### Source material
____________

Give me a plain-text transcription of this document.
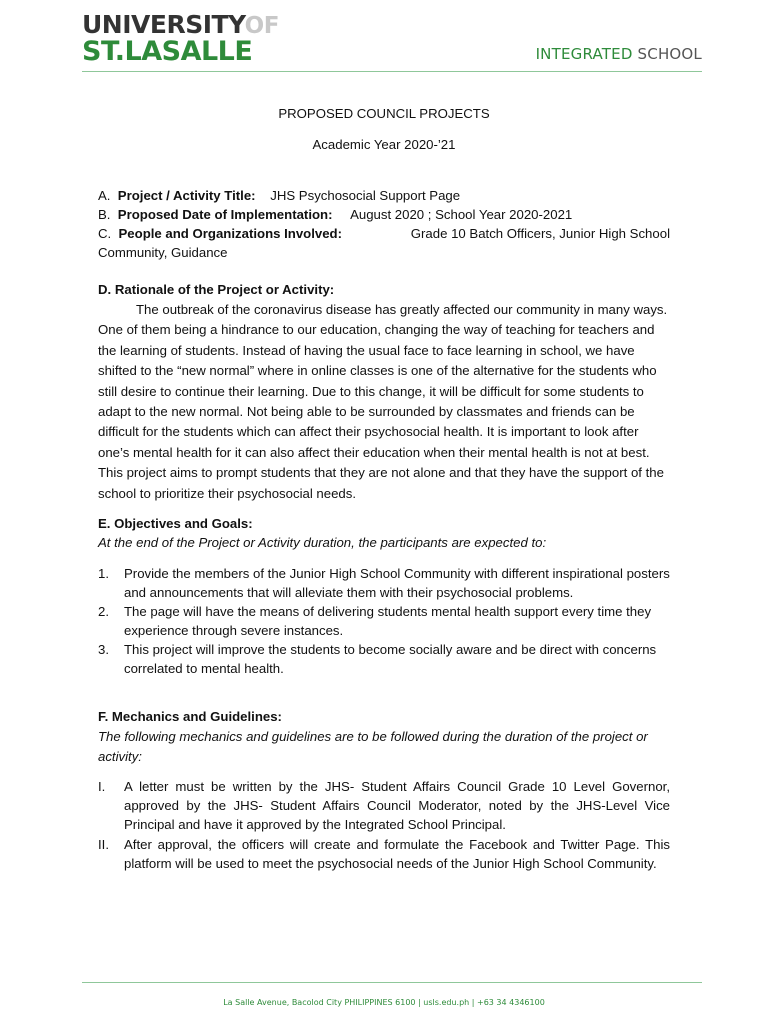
UNIVERSITYOF
ST.LASALLE	INTEGRATED SCHOOL
PROPOSED COUNCIL PROJECTS
Academic Year 2020-’21
A. Project / Activity Title: JHS Psychosocial Support Page
B. Proposed Date of Implementation: August 2020 ; School Year 2020-2021
C. People and Organizations Involved:	Grade 10 Batch Officers, Junior High School
Community, Guidance
D. Rationale of the Project or Activity:
The outbreak of the coronavirus disease has greatly affected our community in many ways. One of them being a hindrance to our education, changing the way of teaching for teachers and the learning of students. Instead of having the usual face to face learning in school, we have shifted to the “new normal” where in online classes is one of the alternative for the students who still desire to continue their learning. Due to this change, it will be difficult for some students to adapt to the new normal. Not being able to be surrounded by classmates and friends can be difficult for the students which can affect their psychosocial health. It is important to look after one’s mental health for it can also affect their education when their mental health is not at best. This project aims to prompt students that they are not alone and that they have the support of the school to prioritize their psychosocial needs.
E. Objectives and Goals:
At the end of the Project or Activity duration, the participants are expected to:
1.	Provide the members of the Junior High School Community with different inspirational posters and announcements that will alleviate them with their psychosocial problems.
2.	The page will have the means of delivering students mental health support every time they experience through severe instances.
3.	This project will improve the students to become socially aware and be direct with concerns correlated to mental health.
F. Mechanics and Guidelines:
The following mechanics and guidelines are to be followed during the duration of the project or activity:
I.	A letter must be written by the JHS- Student Affairs Council Grade 10 Level Governor, approved by the JHS- Student Affairs Council Moderator, noted by the JHS-Level Vice Principal and have it approved by the Integrated School Principal.
II.	After approval, the officers will create and formulate the Facebook and Twitter Page. This platform will be used to meet the psychosocial needs of the Junior High School Community.
La Salle Avenue, Bacolod City PHILIPPINES 6100 | usls.edu.ph | +63 34 4346100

____________

### Work to complete
Print every record above exactly as written, leaving out the pictures.

### Exercise response
Give me a plain-text transcription of this document.
UNIVERSITYOF
ST.LASALLE	INTEGRATED SCHOOL
PROPOSED COUNCIL PROJECTS
Academic Year 2020-’21
A. Project / Activity Title: JHS Psychosocial Support Page
B. Proposed Date of Implementation: August 2020 ; School Year 2020-2021
C. People and Organizations Involved:	Grade 10 Batch Officers, Junior High School
Community, Guidance
D. Rationale of the Project or Activity:
The outbreak of the coronavirus disease has greatly affected our community in many ways. One of them being a hindrance to our education, changing the way of teaching for teachers and the learning of students. Instead of having the usual face to face learning in school, we have shifted to the “new normal” where in online classes is one of the alternative for the students who still desire to continue their learning. Due to this change, it will be difficult for some students to adapt to the new normal. Not being able to be surrounded by classmates and friends can be difficult for the students which can affect their psychosocial health. It is important to look after one’s mental health for it can also affect their education when their mental health is not at best. This project aims to prompt students that they are not alone and that they have the support of the school to prioritize their psychosocial needs.
E. Objectives and Goals:
At the end of the Project or Activity duration, the participants are expected to:
1.	Provide the members of the Junior High School Community with different inspirational posters and announcements that will alleviate them with their psychosocial problems.
2.	The page will have the means of delivering students mental health support every time they experience through severe instances.
3.	This project will improve the students to become socially aware and be direct with concerns correlated to mental health.
F. Mechanics and Guidelines:
The following mechanics and guidelines are to be followed during the duration of the project or activity:
I.	A letter must be written by the JHS- Student Affairs Council Grade 10 Level Governor, approved by the JHS- Student Affairs Council Moderator, noted by the JHS-Level Vice Principal and have it approved by the Integrated School Principal.
II.	After approval, the officers will create and formulate the Facebook and Twitter Page. This platform will be used to meet the psychosocial needs of the Junior High School Community.
La Salle Avenue, Bacolod City PHILIPPINES 6100 | usls.edu.ph | +63 34 4346100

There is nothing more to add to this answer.